── Extracted entries ──

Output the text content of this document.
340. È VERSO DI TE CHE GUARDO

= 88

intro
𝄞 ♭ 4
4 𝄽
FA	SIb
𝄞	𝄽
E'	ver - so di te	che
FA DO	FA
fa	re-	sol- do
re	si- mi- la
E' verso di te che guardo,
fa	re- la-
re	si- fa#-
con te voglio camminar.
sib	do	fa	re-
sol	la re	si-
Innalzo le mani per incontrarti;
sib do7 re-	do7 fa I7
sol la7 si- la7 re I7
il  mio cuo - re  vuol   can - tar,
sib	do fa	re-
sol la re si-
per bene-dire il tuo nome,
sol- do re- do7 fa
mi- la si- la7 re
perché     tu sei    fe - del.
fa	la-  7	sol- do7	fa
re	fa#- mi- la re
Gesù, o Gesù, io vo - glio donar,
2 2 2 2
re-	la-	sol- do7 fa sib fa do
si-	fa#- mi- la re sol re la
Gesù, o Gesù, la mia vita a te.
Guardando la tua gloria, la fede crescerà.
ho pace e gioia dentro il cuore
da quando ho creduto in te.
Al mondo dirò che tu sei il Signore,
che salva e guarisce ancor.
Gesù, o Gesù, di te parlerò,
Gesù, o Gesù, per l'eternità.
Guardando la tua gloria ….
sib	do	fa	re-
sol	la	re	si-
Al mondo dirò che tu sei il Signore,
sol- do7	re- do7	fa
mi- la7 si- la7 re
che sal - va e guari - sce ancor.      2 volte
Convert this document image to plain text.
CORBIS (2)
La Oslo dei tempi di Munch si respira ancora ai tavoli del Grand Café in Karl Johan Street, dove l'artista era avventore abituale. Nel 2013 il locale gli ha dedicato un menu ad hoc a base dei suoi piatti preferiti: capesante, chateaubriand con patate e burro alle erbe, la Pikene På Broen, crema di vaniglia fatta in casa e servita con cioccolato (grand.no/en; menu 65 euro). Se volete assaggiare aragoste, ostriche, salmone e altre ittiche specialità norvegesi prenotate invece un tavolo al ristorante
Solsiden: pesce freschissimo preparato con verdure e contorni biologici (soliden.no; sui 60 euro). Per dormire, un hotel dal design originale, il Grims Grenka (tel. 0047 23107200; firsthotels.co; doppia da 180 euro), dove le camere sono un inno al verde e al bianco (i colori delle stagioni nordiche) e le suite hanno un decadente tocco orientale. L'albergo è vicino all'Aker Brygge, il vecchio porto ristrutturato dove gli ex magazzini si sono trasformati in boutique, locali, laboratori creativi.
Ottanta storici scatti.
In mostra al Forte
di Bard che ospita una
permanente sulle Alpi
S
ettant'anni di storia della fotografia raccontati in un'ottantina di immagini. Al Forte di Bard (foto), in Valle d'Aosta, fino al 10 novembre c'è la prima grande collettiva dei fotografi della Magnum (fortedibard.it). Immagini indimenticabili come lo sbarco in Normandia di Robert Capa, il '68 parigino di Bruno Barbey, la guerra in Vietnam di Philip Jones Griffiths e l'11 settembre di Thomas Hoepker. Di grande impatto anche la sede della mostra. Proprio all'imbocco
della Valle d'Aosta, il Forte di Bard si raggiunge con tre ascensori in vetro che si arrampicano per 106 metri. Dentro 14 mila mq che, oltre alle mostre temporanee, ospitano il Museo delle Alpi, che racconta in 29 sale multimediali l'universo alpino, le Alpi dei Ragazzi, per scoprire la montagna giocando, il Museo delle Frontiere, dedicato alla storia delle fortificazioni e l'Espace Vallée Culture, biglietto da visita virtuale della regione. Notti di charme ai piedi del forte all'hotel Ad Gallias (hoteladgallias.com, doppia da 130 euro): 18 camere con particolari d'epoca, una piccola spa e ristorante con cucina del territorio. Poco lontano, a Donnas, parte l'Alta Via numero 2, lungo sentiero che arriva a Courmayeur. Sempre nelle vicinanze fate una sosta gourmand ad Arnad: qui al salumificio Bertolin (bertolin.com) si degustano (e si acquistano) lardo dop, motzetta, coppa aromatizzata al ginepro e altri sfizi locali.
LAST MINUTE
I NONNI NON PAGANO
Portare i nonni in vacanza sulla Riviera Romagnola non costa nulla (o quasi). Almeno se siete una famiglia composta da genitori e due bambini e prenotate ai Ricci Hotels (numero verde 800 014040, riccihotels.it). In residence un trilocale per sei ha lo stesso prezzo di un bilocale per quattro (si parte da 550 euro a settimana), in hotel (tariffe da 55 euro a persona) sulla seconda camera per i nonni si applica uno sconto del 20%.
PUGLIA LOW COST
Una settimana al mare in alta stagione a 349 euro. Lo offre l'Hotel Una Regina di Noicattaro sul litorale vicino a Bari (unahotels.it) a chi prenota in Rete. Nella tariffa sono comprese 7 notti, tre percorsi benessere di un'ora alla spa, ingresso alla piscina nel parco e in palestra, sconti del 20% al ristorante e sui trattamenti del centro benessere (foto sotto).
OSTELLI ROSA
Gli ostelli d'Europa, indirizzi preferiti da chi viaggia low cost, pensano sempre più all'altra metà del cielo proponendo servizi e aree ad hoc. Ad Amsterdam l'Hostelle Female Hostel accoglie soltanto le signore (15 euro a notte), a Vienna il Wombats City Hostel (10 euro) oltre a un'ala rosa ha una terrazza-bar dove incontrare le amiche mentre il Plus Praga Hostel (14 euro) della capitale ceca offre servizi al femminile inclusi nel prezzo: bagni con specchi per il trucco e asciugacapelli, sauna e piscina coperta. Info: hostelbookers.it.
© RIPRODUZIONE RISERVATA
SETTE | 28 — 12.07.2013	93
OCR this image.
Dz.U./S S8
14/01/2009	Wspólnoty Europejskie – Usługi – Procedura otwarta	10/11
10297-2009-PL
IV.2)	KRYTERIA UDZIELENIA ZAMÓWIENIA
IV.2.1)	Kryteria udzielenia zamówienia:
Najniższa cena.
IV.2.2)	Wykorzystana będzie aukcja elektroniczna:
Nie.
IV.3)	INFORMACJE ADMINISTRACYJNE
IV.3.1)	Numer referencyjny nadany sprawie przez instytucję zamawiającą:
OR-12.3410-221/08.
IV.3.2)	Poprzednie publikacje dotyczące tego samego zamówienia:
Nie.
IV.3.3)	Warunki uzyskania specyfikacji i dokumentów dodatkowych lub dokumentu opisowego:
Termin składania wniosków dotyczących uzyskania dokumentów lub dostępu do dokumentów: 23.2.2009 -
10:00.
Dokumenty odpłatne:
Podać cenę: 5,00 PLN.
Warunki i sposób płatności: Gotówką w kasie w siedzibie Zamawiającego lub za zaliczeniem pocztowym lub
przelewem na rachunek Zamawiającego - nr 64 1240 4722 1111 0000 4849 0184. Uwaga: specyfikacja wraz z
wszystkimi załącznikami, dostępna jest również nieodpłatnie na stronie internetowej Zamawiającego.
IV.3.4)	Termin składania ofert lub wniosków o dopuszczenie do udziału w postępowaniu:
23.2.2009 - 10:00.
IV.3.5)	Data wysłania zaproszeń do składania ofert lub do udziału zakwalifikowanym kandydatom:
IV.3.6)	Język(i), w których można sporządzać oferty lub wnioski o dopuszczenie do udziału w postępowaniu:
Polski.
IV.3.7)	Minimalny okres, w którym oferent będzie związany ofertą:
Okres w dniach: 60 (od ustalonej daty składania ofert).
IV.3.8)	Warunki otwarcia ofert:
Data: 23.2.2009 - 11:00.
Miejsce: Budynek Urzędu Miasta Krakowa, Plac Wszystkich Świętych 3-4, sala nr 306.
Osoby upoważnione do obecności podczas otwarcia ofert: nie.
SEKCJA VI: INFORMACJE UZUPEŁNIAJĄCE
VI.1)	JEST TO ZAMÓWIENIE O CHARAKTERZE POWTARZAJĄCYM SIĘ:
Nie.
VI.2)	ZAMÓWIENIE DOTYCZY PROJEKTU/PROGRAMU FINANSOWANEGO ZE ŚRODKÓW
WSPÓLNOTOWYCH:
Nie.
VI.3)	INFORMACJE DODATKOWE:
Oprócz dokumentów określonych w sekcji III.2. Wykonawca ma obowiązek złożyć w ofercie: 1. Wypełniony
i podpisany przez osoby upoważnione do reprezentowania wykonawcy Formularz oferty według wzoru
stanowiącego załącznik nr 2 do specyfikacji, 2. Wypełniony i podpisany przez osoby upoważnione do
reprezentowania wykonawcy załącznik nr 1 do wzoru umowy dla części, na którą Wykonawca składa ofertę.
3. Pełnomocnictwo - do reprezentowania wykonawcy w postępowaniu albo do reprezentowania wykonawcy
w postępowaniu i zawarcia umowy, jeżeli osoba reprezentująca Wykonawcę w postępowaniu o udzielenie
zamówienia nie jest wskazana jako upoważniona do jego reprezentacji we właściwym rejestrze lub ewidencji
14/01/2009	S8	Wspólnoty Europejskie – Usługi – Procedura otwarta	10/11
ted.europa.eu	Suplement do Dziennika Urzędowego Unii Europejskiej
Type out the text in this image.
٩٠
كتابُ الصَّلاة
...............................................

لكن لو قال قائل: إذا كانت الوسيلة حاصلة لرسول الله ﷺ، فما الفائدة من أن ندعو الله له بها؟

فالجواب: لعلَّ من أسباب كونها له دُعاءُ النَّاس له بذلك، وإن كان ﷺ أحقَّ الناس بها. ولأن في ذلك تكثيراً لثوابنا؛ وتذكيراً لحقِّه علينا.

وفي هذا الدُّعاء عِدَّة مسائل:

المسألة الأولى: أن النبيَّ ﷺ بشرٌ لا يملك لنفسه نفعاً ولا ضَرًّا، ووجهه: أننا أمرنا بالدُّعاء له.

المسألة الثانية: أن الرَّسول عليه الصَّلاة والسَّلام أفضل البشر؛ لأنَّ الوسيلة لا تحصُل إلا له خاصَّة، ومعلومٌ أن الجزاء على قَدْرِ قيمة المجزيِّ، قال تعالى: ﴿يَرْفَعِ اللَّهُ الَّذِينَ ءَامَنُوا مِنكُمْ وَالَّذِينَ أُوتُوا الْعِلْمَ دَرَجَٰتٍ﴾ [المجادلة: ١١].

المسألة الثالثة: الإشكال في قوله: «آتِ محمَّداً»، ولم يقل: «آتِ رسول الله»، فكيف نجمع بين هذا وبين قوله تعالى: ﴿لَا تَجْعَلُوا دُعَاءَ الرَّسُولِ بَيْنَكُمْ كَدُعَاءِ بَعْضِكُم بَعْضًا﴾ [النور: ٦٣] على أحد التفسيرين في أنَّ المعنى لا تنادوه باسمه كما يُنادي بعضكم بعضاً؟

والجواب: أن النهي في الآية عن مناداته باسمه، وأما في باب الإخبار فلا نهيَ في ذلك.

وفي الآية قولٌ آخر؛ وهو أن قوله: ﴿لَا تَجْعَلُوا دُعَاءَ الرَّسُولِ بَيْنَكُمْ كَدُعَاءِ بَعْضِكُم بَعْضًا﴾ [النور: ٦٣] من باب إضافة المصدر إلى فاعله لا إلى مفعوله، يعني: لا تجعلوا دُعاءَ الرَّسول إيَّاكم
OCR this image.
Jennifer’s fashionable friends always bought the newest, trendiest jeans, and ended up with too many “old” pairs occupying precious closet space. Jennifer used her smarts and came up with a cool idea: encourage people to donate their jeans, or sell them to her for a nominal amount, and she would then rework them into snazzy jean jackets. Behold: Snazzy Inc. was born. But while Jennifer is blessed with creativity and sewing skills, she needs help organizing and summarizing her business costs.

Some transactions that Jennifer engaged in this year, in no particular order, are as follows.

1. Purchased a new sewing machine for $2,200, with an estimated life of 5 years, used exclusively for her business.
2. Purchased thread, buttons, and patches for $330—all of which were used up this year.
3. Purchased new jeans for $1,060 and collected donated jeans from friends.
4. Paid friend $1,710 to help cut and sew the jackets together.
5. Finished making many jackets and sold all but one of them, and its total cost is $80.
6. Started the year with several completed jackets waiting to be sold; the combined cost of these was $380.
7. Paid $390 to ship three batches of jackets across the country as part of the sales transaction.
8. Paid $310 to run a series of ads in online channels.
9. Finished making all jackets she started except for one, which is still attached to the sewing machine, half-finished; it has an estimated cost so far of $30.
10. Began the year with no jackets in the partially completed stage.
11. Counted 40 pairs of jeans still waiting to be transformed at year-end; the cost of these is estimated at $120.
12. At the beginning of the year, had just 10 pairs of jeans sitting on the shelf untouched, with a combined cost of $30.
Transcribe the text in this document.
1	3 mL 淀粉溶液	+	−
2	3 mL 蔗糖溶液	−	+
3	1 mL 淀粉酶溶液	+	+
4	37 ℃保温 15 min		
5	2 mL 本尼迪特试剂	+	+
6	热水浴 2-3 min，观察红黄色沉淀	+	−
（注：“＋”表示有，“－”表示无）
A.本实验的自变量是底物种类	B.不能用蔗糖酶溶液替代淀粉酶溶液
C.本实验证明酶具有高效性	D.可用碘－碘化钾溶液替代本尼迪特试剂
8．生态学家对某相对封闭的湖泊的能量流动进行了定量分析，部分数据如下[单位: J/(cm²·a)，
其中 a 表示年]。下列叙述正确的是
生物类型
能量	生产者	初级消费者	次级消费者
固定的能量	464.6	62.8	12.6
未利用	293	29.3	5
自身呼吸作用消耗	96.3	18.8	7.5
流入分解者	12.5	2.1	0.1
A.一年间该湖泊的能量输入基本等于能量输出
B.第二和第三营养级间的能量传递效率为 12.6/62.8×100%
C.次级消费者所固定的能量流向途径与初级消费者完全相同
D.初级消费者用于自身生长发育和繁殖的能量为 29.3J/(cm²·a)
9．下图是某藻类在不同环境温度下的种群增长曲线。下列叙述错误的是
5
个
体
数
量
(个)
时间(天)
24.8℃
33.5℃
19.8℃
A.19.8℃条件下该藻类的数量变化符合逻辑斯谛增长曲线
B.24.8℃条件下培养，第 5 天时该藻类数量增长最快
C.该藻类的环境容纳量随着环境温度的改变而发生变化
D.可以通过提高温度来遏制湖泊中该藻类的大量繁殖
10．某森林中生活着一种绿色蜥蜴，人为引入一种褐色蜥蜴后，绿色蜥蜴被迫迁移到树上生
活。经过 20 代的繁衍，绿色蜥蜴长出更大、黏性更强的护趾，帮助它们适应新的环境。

───

[Brief]: Filter the entries and copy out every line with the word "podpisany".

[Output for this exercise]:
i podpisany przez osoby upoważnione do reprezentowania wykonawcy Formularz oferty według wzoru
stanowiącego załącznik nr 2 do specyfikacji, 2. Wypełniony i podpisany przez osoby upoważnione do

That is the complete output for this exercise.